## What the exercise asks
Write out the listing below without alteration, omitting its pictures.

Recorded data:
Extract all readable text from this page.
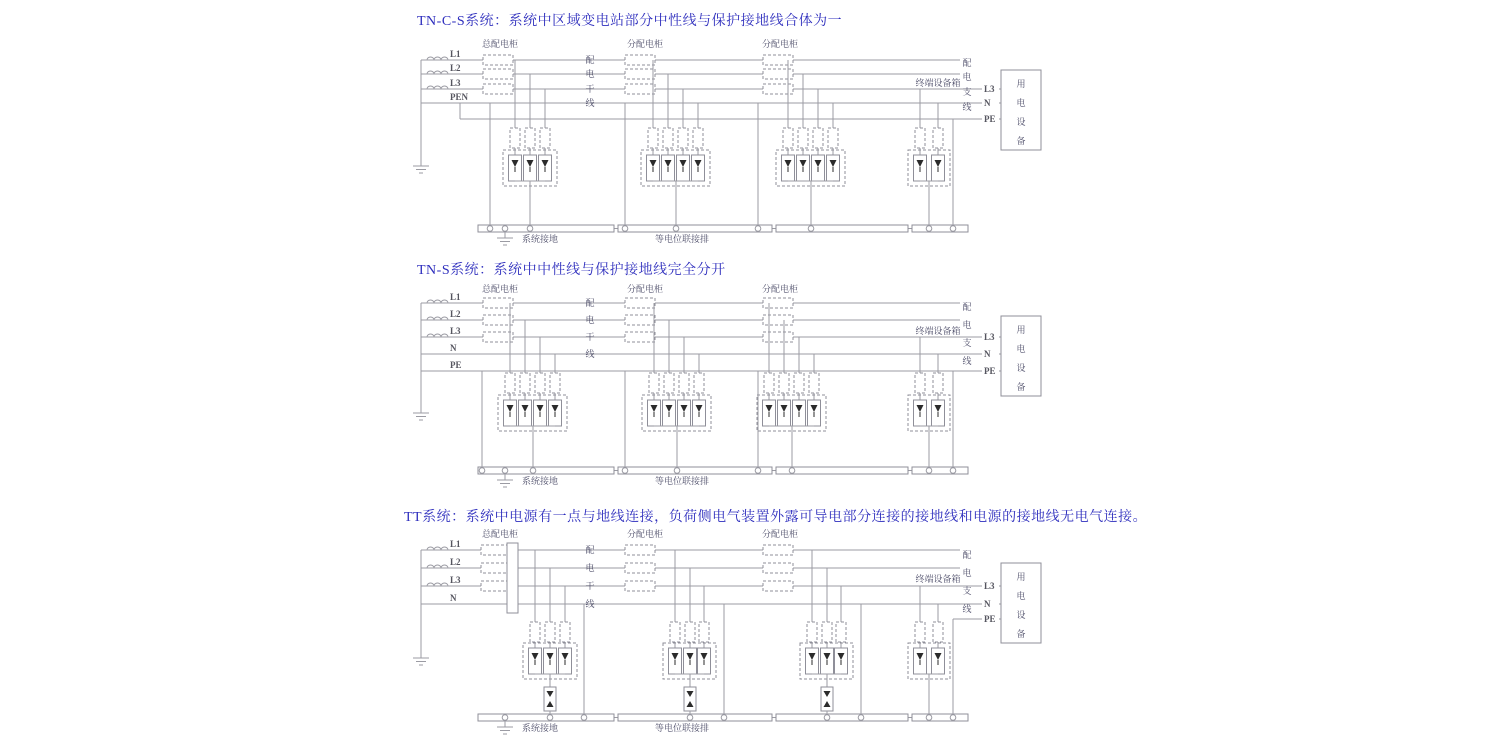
TN-C-S系统：系统中区域变电站部分中性线与保护接地线合体为一
TN-S系统：系统中中性线与保护接地线完全分开
TT系统：系统中电源有一点与地线连接，负荷侧电气装置外露可导电部分连接的接地线和电源的接地线无电气连接。
L1
L2
L3
PEN
总配电柜	分配电柜	分配电柜
配
电
干
线
配
电
支
线
终端设备箱
L3
N
PE
用
电
设
备
系统接地	等电位联接排
L1
L2
L3
N
PE
总配电柜	分配电柜	分配电柜
配
电
干
线
配
电
支
线
终端设备箱
L3
N
PE
用
电
设
备
系统接地	等电位联接排
L1
L2
L3
N
总配电柜	分配电柜	分配电柜
配
电
干
线
配
电
支
线
终端设备箱
L3
N
PE
用
电
设
备
系统接地	等电位联接排
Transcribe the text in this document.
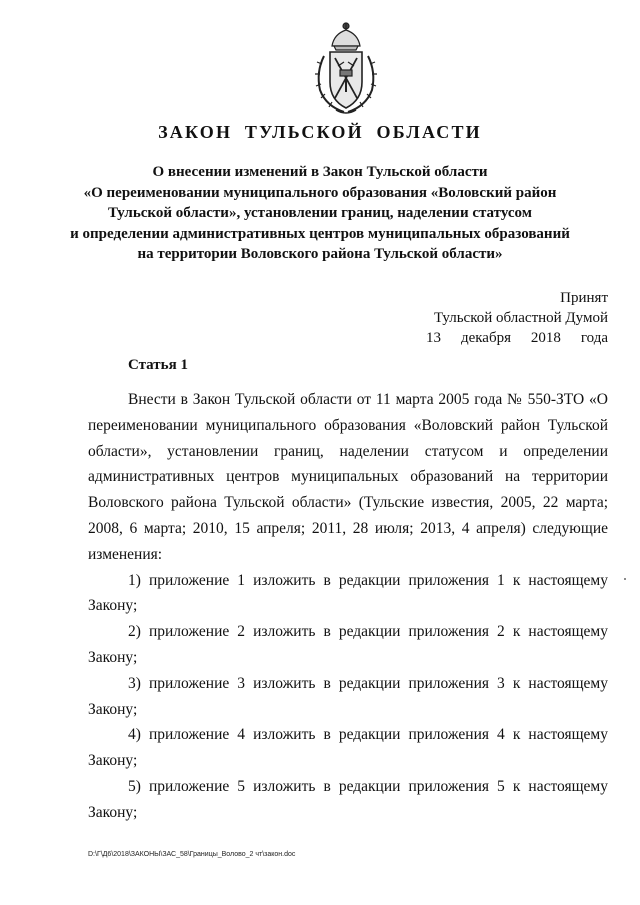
ЗАКОН ТУЛЬСКОЙ ОБЛАСТИ
О внесении изменений в Закон Тульской области
«О переименовании муниципального образования «Воловский район
Тульской области», установлении границ, наделении статусом
и определении административных центров муниципальных образований
на территории Воловского района Тульской области»
Принят
Тульской областной Думой
13 декабря 2018 года
Статья 1

Внести в Закон Тульской области от 11 марта 2005 года № 550-ЗТО «О переименовании муниципального образования «Воловский район Тульской области», установлении границ, наделении статусом и определении административных центров муниципальных образований на территории Воловского района Тульской области» (Тульские известия, 2005, 22 марта; 2008, 6 марта; 2010, 15 апреля; 2011, 28 июля; 2013, 4 апреля) следующие изменения:

1) приложение 1 изложить в редакции приложения 1 к настоящему Закону;

2) приложение 2 изложить в редакции приложения 2 к настоящему Закону;

3) приложение 3 изложить в редакции приложения 3 к настоящему Закону;

4) приложение 4 изложить в редакции приложения 4 к настоящему Закону;

5) приложение 5 изложить в редакции приложения 5 к настоящему Закону;

D:\Г\Д6\2018\ЗАКОНЫ\ЗАС_58\Границы_Волово_2 чт\закон.doc
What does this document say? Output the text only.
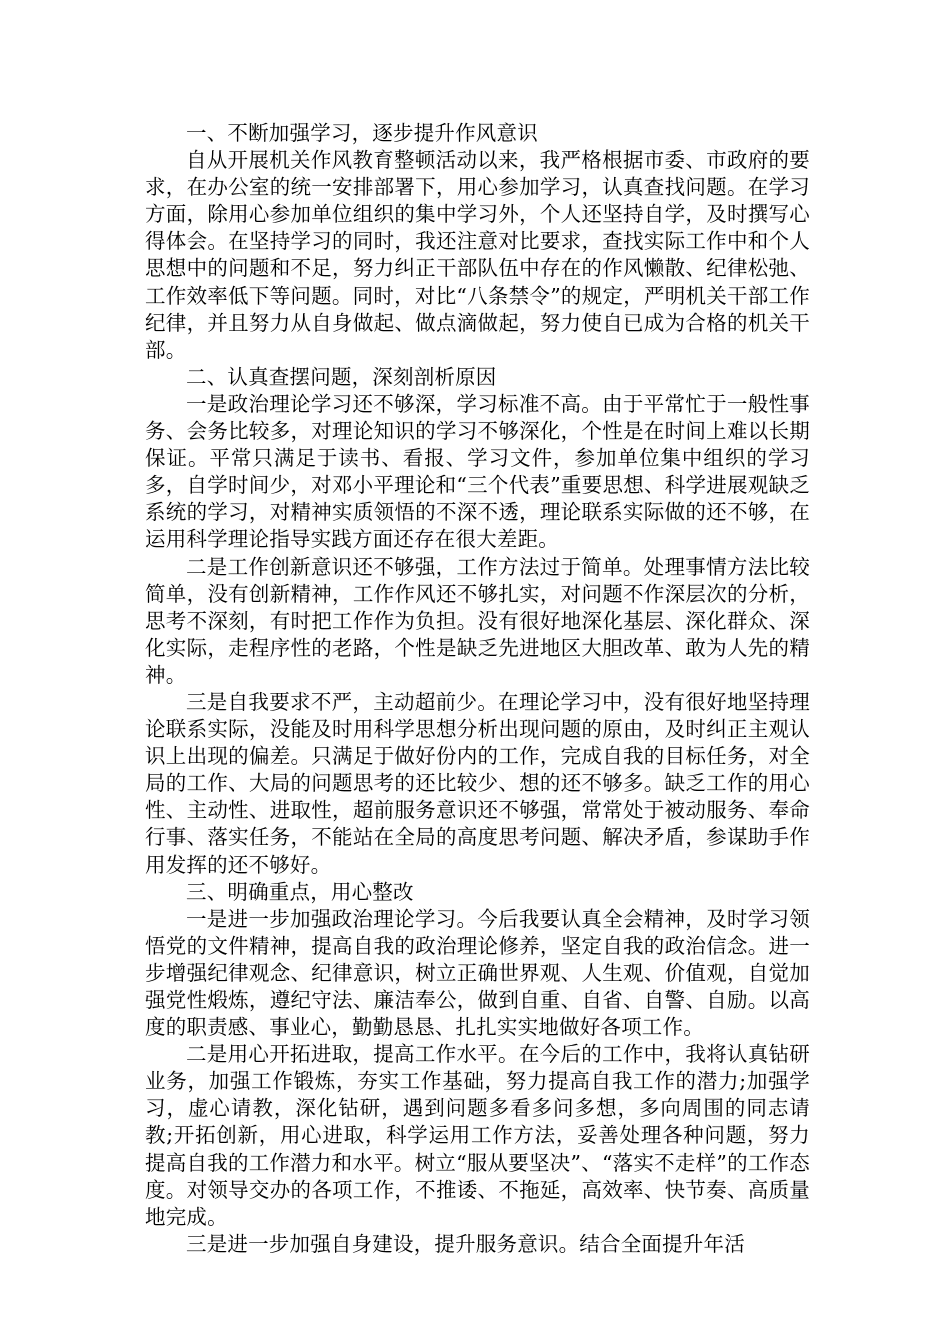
一、不断加强学习，逐步提升作风意识

自从开展机关作风教育整顿活动以来，我严格根据市委、市政府的要求，在办公室的统一安排部署下，用心参加学习，认真查找问题。在学习方面，除用心参加单位组织的集中学习外，个人还坚持自学，及时撰写心得体会。在坚持学习的同时，我还注意对比要求，查找实际工作中和个人思想中的问题和不足，努力纠正干部队伍中存在的作风懒散、纪律松弛、工作效率低下等问题。同时，对比“八条禁令”的规定，严明机关干部工作纪律，并且努力从自身做起、做点滴做起，努力使自已成为合格的机关干部。

二、认真查摆问题，深刻剖析原因

一是政治理论学习还不够深，学习标准不高。由于平常忙于一般性事务、会务比较多，对理论知识的学习不够深化，个性是在时间上难以长期保证。平常只满足于读书、看报、学习文件，参加单位集中组织的学习多，自学时间少，对邓小平理论和“三个代表”重要思想、科学进展观缺乏系统的学习，对精神实质领悟的不深不透，理论联系实际做的还不够，在运用科学理论指导实践方面还存在很大差距。

二是工作创新意识还不够强，工作方法过于简单。处理事情方法比较简单，没有创新精神，工作作风还不够扎实，对问题不作深层次的分析，思考不深刻，有时把工作作为负担。没有很好地深化基层、深化群众、深化实际，走程序性的老路，个性是缺乏先进地区大胆改革、敢为人先的精神。

三是自我要求不严，主动超前少。在理论学习中，没有很好地坚持理论联系实际，没能及时用科学思想分析出现问题的原由，及时纠正主观认识上出现的偏差。只满足于做好份内的工作，完成自我的目标任务，对全局的工作、大局的问题思考的还比较少、想的还不够多。缺乏工作的用心性、主动性、进取性，超前服务意识还不够强，常常处于被动服务、奉命行事、落实任务，不能站在全局的高度思考问题、解决矛盾，参谋助手作用发挥的还不够好。

三、明确重点，用心整改

一是进一步加强政治理论学习。今后我要认真全会精神，及时学习领悟党的文件精神，提高自我的政治理论修养，坚定自我的政治信念。进一步增强纪律观念、纪律意识，树立正确世界观、人生观、价值观，自觉加强党性煅炼，遵纪守法、廉洁奉公，做到自重、自省、自警、自励。以高度的职责感、事业心，勤勤恳恳、扎扎实实地做好各项工作。

二是用心开拓进取，提高工作水平。在今后的工作中，我将认真钻研业务，加强工作锻炼，夯实工作基础，努力提高自我工作的潜力;加强学习，虚心请教，深化钻研，遇到问题多看多问多想，多向周围的同志请教;开拓创新，用心进取，科学运用工作方法，妥善处理各种问题，努力提高自我的工作潜力和水平。树立“服从要坚决”、“落实不走样”的工作态度。对领导交办的各项工作，不推诿、不拖延，高效率、快节奏、高质量地完成。

三是进一步加强自身建设，提升服务意识。结合全面提升年活
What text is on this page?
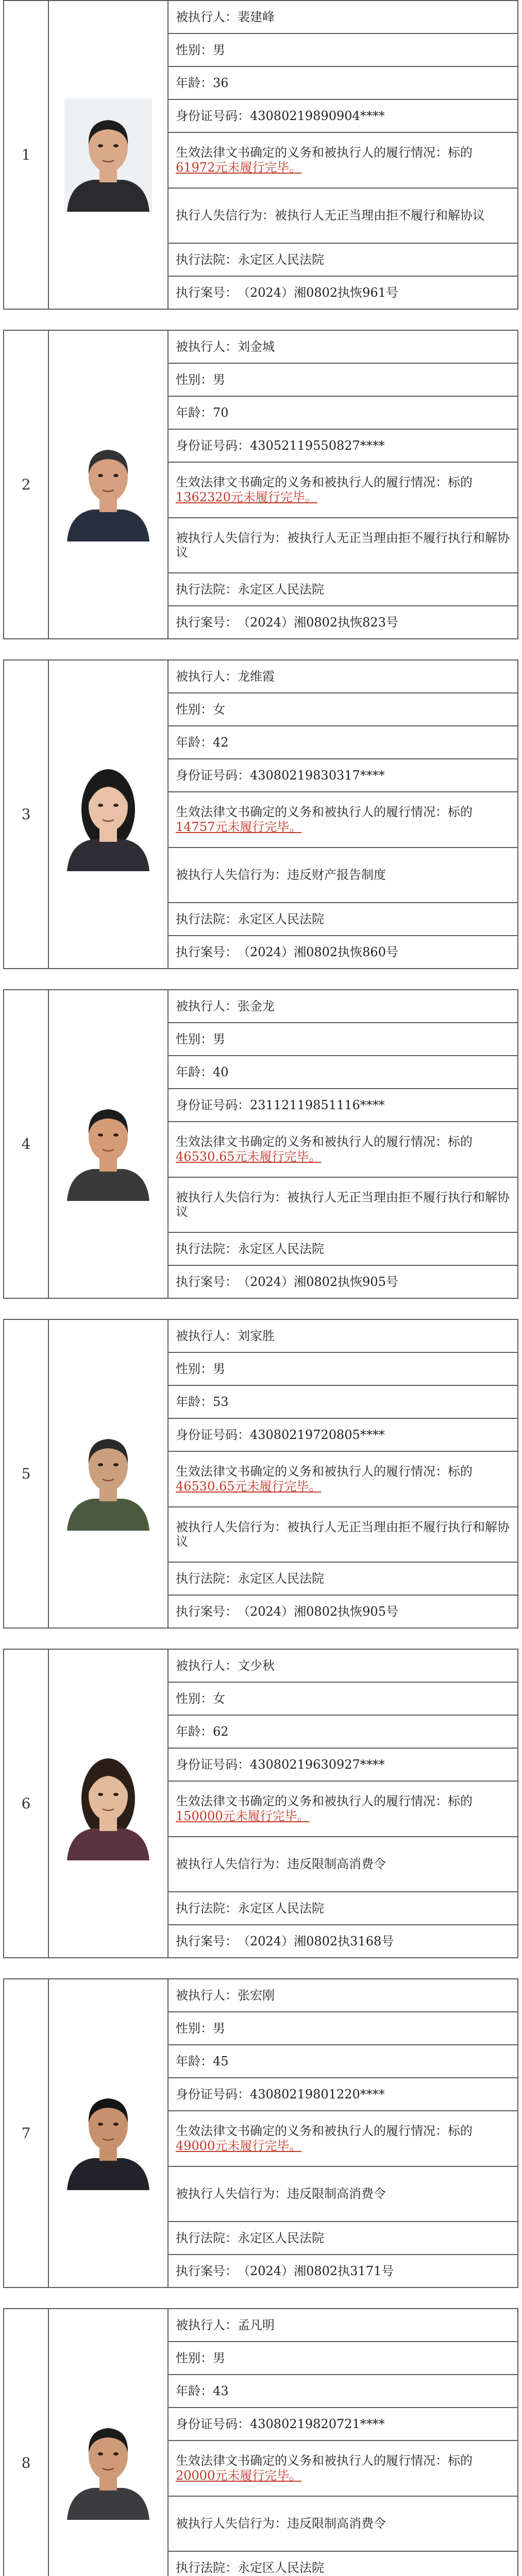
1
被执行人： 裴建峰
性别： 男
年龄： 36
身份证号码： 43080219890904****
生效法律文书确定的义务和被执行人的履行情况：标的61972元未履行完毕。
执行人失信行为：被执行人无正当理由拒不履行和解协议
执行法院： 永定区人民法院
执行案号： （2024）湘0802执恢961号
2
被执行人： 刘金城
性别： 男
年龄： 70
身份证号码： 43052119550827****
生效法律文书确定的义务和被执行人的履行情况：标的1362320元未履行完毕。
被执行人失信行为：被执行人无正当理由拒不履行执行和解协议
执行法院： 永定区人民法院
执行案号： （2024）湘0802执恢823号
3
被执行人： 龙维霞
性别： 女
年龄： 42
身份证号码： 43080219830317****
生效法律文书确定的义务和被执行人的履行情况：标的14757元未履行完毕。
被执行人失信行为：违反财产报告制度
执行法院： 永定区人民法院
执行案号： （2024）湘0802执恢860号
4
被执行人： 张金龙
性别： 男
年龄： 40
身份证号码： 23112119851116****
生效法律文书确定的义务和被执行人的履行情况：标的46530.65元未履行完毕。
被执行人失信行为：被执行人无正当理由拒不履行执行和解协议
执行法院： 永定区人民法院
执行案号： （2024）湘0802执恢905号
5
被执行人： 刘家胜
性别： 男
年龄： 53
身份证号码： 43080219720805****
生效法律文书确定的义务和被执行人的履行情况：标的46530.65元未履行完毕。
被执行人失信行为：被执行人无正当理由拒不履行执行和解协议
执行法院： 永定区人民法院
执行案号： （2024）湘0802执恢905号
6
被执行人： 文少秋
性别： 女
年龄： 62
身份证号码： 43080219630927****
生效法律文书确定的义务和被执行人的履行情况：标的150000元未履行完毕。
被执行人失信行为：违反限制高消费令
执行法院： 永定区人民法院
执行案号： （2024）湘0802执3168号
7
被执行人： 张宏刚
性别： 男
年龄： 45
身份证号码： 43080219801220****
生效法律文书确定的义务和被执行人的履行情况：标的49000元未履行完毕。
被执行人失信行为：违反限制高消费令
执行法院： 永定区人民法院
执行案号： （2024）湘0802执3171号
8
被执行人： 孟凡明
性别： 男
年龄： 43
身份证号码： 43080219820721****
生效法律文书确定的义务和被执行人的履行情况：标的20000元未履行完毕。
被执行人失信行为：违反限制高消费令
执行法院： 永定区人民法院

## Exercise solution
Extract all readable text from this page.
TN-C-S系统：系统中区域变电站部分中性线与保护接地线合体为一
TN-S系统：系统中中性线与保护接地线完全分开
TT系统：系统中电源有一点与地线连接，负荷侧电气装置外露可导电部分连接的接地线和电源的接地线无电气连接。
L1
L2
L3
PEN
总配电柜	分配电柜	分配电柜
配
电
干
线
配
电
支
线
终端设备箱
L3
N
PE
用
电
设
备
系统接地	等电位联接排
L1
L2
L3
N
PE
总配电柜	分配电柜	分配电柜
配
电
干
线
配
电
支
线
终端设备箱
L3
N
PE
用
电
设
备
系统接地	等电位联接排
L1
L2
L3
N
总配电柜	分配电柜	分配电柜
配
电
干
线
配
电
支
线
终端设备箱
L3
N
PE
用
电
设
备
系统接地	等电位联接排
Transcribe the text in this document.
ЗАКОН ТУЛЬСКОЙ ОБЛАСТИ
О внесении изменений в Закон Тульской области
«О переименовании муниципального образования «Воловский район
Тульской области», установлении границ, наделении статусом
и определении административных центров муниципальных образований
на территории Воловского района Тульской области»
Принят
Тульской областной Думой
13 декабря 2018 года
Статья 1

Внести в Закон Тульской области от 11 марта 2005 года № 550-ЗТО «О переименовании муниципального образования «Воловский район Тульской области», установлении границ, наделении статусом и определении административных центров муниципальных образований на территории Воловского района Тульской области» (Тульские известия, 2005, 22 марта; 2008, 6 марта; 2010, 15 апреля; 2011, 28 июля; 2013, 4 апреля) следующие изменения:

1) приложение 1 изложить в редакции приложения 1 к настоящему Закону;

2) приложение 2 изложить в редакции приложения 2 к настоящему Закону;

3) приложение 3 изложить в редакции приложения 3 к настоящему Закону;

4) приложение 4 изложить в редакции приложения 4 к настоящему Закону;

5) приложение 5 изложить в редакции приложения 5 к настоящему Закону;

D:\Г\Д6\2018\ЗАКОНЫ\ЗАС_58\Границы_Волово_2 чт\закон.doc
What does this document say? Output the text only.
一、不断加强学习，逐步提升作风意识

自从开展机关作风教育整顿活动以来，我严格根据市委、市政府的要求，在办公室的统一安排部署下，用心参加学习，认真查找问题。在学习方面，除用心参加单位组织的集中学习外，个人还坚持自学，及时撰写心得体会。在坚持学习的同时，我还注意对比要求，查找实际工作中和个人思想中的问题和不足，努力纠正干部队伍中存在的作风懒散、纪律松弛、工作效率低下等问题。同时，对比“八条禁令”的规定，严明机关干部工作纪律，并且努力从自身做起、做点滴做起，努力使自已成为合格的机关干部。

二、认真查摆问题，深刻剖析原因

一是政治理论学习还不够深，学习标准不高。由于平常忙于一般性事务、会务比较多，对理论知识的学习不够深化，个性是在时间上难以长期保证。平常只满足于读书、看报、学习文件，参加单位集中组织的学习多，自学时间少，对邓小平理论和“三个代表”重要思想、科学进展观缺乏系统的学习，对精神实质领悟的不深不透，理论联系实际做的还不够，在运用科学理论指导实践方面还存在很大差距。

二是工作创新意识还不够强，工作方法过于简单。处理事情方法比较简单，没有创新精神，工作作风还不够扎实，对问题不作深层次的分析，思考不深刻，有时把工作作为负担。没有很好地深化基层、深化群众、深化实际，走程序性的老路，个性是缺乏先进地区大胆改革、敢为人先的精神。

三是自我要求不严，主动超前少。在理论学习中，没有很好地坚持理论联系实际，没能及时用科学思想分析出现问题的原由，及时纠正主观认识上出现的偏差。只满足于做好份内的工作，完成自我的目标任务，对全局的工作、大局的问题思考的还比较少、想的还不够多。缺乏工作的用心性、主动性、进取性，超前服务意识还不够强，常常处于被动服务、奉命行事、落实任务，不能站在全局的高度思考问题、解决矛盾，参谋助手作用发挥的还不够好。

三、明确重点，用心整改

一是进一步加强政治理论学习。今后我要认真全会精神，及时学习领悟党的文件精神，提高自我的政治理论修养，坚定自我的政治信念。进一步增强纪律观念、纪律意识，树立正确世界观、人生观、价值观，自觉加强党性煅炼，遵纪守法、廉洁奉公，做到自重、自省、自警、自励。以高度的职责感、事业心，勤勤恳恳、扎扎实实地做好各项工作。

二是用心开拓进取，提高工作水平。在今后的工作中，我将认真钻研业务，加强工作锻炼，夯实工作基础，努力提高自我工作的潜力;加强学习，虚心请教，深化钻研，遇到问题多看多问多想，多向周围的同志请教;开拓创新，用心进取，科学运用工作方法，妥善处理各种问题，努力提高自我的工作潜力和水平。树立“服从要坚决”、“落实不走样”的工作态度。对领导交办的各项工作，不推诿、不拖延，高效率、快节奏、高质量地完成。

三是进一步加强自身建设，提升服务意识。结合全面提升年活
What text is on this page?
1
被执行人： 裴建峰
性别： 男
年龄： 36
身份证号码： 43080219890904****
生效法律文书确定的义务和被执行人的履行情况：标的61972元未履行完毕。
执行人失信行为：被执行人无正当理由拒不履行和解协议
执行法院： 永定区人民法院
执行案号： （2024）湘0802执恢961号
2
被执行人： 刘金城
性别： 男
年龄： 70
身份证号码： 43052119550827****
生效法律文书确定的义务和被执行人的履行情况：标的1362320元未履行完毕。
被执行人失信行为：被执行人无正当理由拒不履行执行和解协议
执行法院： 永定区人民法院
执行案号： （2024）湘0802执恢823号
3
被执行人： 龙维霞
性别： 女
年龄： 42
身份证号码： 43080219830317****
生效法律文书确定的义务和被执行人的履行情况：标的14757元未履行完毕。
被执行人失信行为：违反财产报告制度
执行法院： 永定区人民法院
执行案号： （2024）湘0802执恢860号
4
被执行人： 张金龙
性别： 男
年龄： 40
身份证号码： 23112119851116****
生效法律文书确定的义务和被执行人的履行情况：标的46530.65元未履行完毕。
被执行人失信行为：被执行人无正当理由拒不履行执行和解协议
执行法院： 永定区人民法院
执行案号： （2024）湘0802执恢905号
5
被执行人： 刘家胜
性别： 男
年龄： 53
身份证号码： 43080219720805****
生效法律文书确定的义务和被执行人的履行情况：标的46530.65元未履行完毕。
被执行人失信行为：被执行人无正当理由拒不履行执行和解协议
执行法院： 永定区人民法院
执行案号： （2024）湘0802执恢905号
6
被执行人： 文少秋
性别： 女
年龄： 62
身份证号码： 43080219630927****
生效法律文书确定的义务和被执行人的履行情况：标的150000元未履行完毕。
被执行人失信行为：违反限制高消费令
执行法院： 永定区人民法院
执行案号： （2024）湘0802执3168号
7
被执行人： 张宏刚
性别： 男
年龄： 45
身份证号码： 43080219801220****
生效法律文书确定的义务和被执行人的履行情况：标的49000元未履行完毕。
被执行人失信行为：违反限制高消费令
执行法院： 永定区人民法院
执行案号： （2024）湘0802执3171号
8
被执行人： 孟凡明
性别： 男
年龄： 43
身份证号码： 43080219820721****
生效法律文书确定的义务和被执行人的履行情况：标的20000元未履行完毕。
被执行人失信行为：违反限制高消费令
执行法院： 永定区人民法院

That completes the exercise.